• Entries from a dataset:
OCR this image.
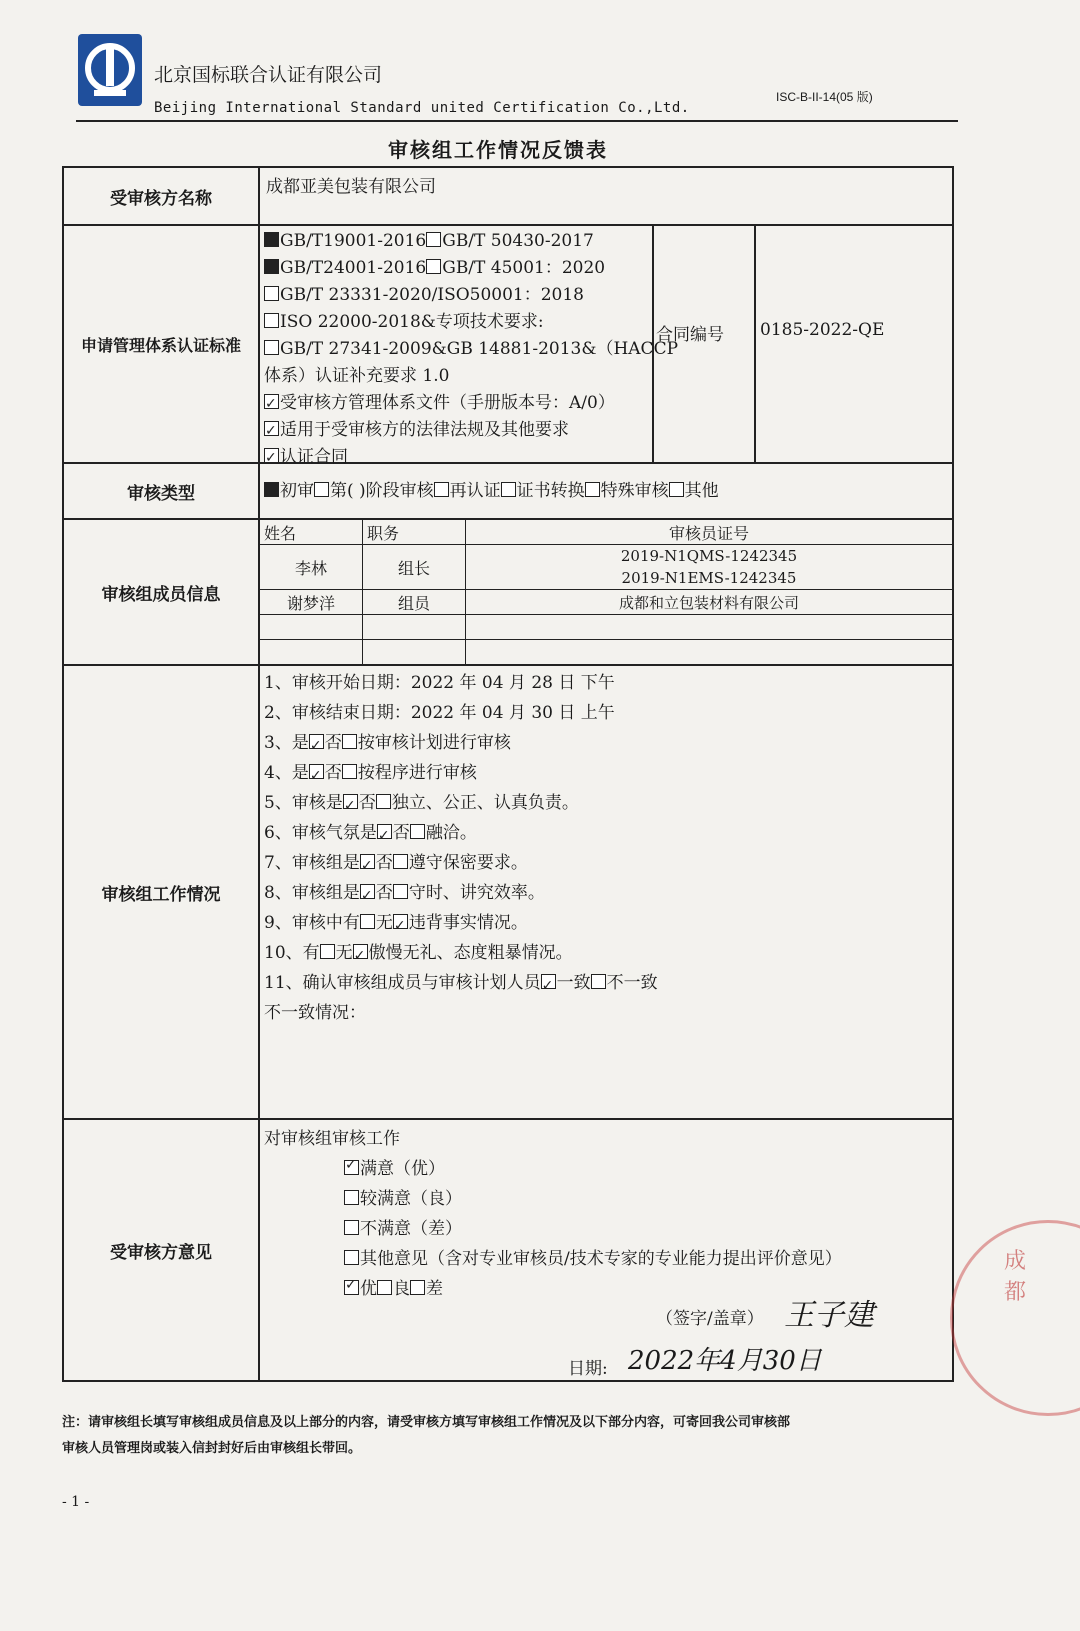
北京国标联合认证有限公司
Beijing International Standard united Certification Co.,Ltd.
ISC-B-II-14(05 版)
审核组工作情况反馈表
受审核方名称	成都亚美包装有限公司
申请管理体系认证标准	
GB/T19001-2016 GB/T 50430-2017
GB/T24001-2016 GB/T 45001：2020
GB/T 23331-2020/ISO50001：2018
ISO 22000-2018&专项技术要求:
GB/T 27341-2009&GB 14881-2013&（HACCP
体系）认证补充要求 1.0
✓受审核方管理体系文件（手册版本号：A/0）
✓适用于受审核方的法律法规及其他要求
✓认证合同
合同编号	0185-2022-QE

审核类型	初审 第( )阶段审核 再认证 证书转换 特殊审核 其他

审核组成员信息	
姓名	职务	审核员证号
李林	组长	2019-N1QMS-1242345
2019-N1EMS-1242345
谢梦洋	组员	成都和立包装材料有限公司

审核组工作情况	
1、审核开始日期：2022 年 04 月 28 日 下午
2、审核结束日期：2022 年 04 月 30 日 上午
3、是 ✓ 否 按审核计划进行审核
4、是 ✓ 否 按程序进行审核
5、审核是 ✓ 否 独立、公正、认真负责。
6、审核气氛是 ✓ 否 融洽。
7、审核组是 ✓ 否 遵守保密要求。
8、审核组是 ✓ 否 守时、讲究效率。
9、审核中有 无 ✓ 违背事实情况。
10、有 无 ✓ 傲慢无礼、态度粗暴情况。
11、确认审核组成员与审核计划人员 ✓ 一致 不一致
不一致情况：

受审核方意见	成都
对审核组审核工作
✓满意（优）
较满意（良）
不满意（差）
其他意见（含对专业审核员/技术专家的专业能力提出评价意见）
✓优 良 差
（签字/盖章） 王子建
日期: 2022年4月30日
注：请审核组长填写审核组成员信息及以上部分的内容，请受审核方填写审核组工作情况及以下部分内容，可寄回我公司审核部
审核人员管理岗或装入信封封好后由审核组长带回。
- 1 -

• Task statement:
Go through the entries above and output them exactly, without pictures.

• Answer below:
OCR this image.
北京国标联合认证有限公司
Beijing International Standard united Certification Co.,Ltd.
ISC-B-II-14(05 版)
审核组工作情况反馈表
受审核方名称	成都亚美包装有限公司
申请管理体系认证标准	
GB/T19001-2016 GB/T 50430-2017
GB/T24001-2016 GB/T 45001：2020
GB/T 23331-2020/ISO50001：2018
ISO 22000-2018&专项技术要求:
GB/T 27341-2009&GB 14881-2013&（HACCP
体系）认证补充要求 1.0
✓受审核方管理体系文件（手册版本号：A/0）
✓适用于受审核方的法律法规及其他要求
✓认证合同
合同编号	0185-2022-QE

审核类型	初审 第( )阶段审核 再认证 证书转换 特殊审核 其他

审核组成员信息	
姓名	职务	审核员证号
李林	组长	2019-N1QMS-1242345
2019-N1EMS-1242345
谢梦洋	组员	成都和立包装材料有限公司

审核组工作情况	
1、审核开始日期：2022 年 04 月 28 日 下午
2、审核结束日期：2022 年 04 月 30 日 上午
3、是 ✓ 否 按审核计划进行审核
4、是 ✓ 否 按程序进行审核
5、审核是 ✓ 否 独立、公正、认真负责。
6、审核气氛是 ✓ 否 融洽。
7、审核组是 ✓ 否 遵守保密要求。
8、审核组是 ✓ 否 守时、讲究效率。
9、审核中有 无 ✓ 违背事实情况。
10、有 无 ✓ 傲慢无礼、态度粗暴情况。
11、确认审核组成员与审核计划人员 ✓ 一致 不一致
不一致情况：

受审核方意见	成都
对审核组审核工作
✓满意（优）
较满意（良）
不满意（差）
其他意见（含对专业审核员/技术专家的专业能力提出评价意见）
✓优 良 差
（签字/盖章） 王子建
日期: 2022年4月30日
注：请审核组长填写审核组成员信息及以上部分的内容，请受审核方填写审核组工作情况及以下部分内容，可寄回我公司审核部
审核人员管理岗或装入信封封好后由审核组长带回。
- 1 -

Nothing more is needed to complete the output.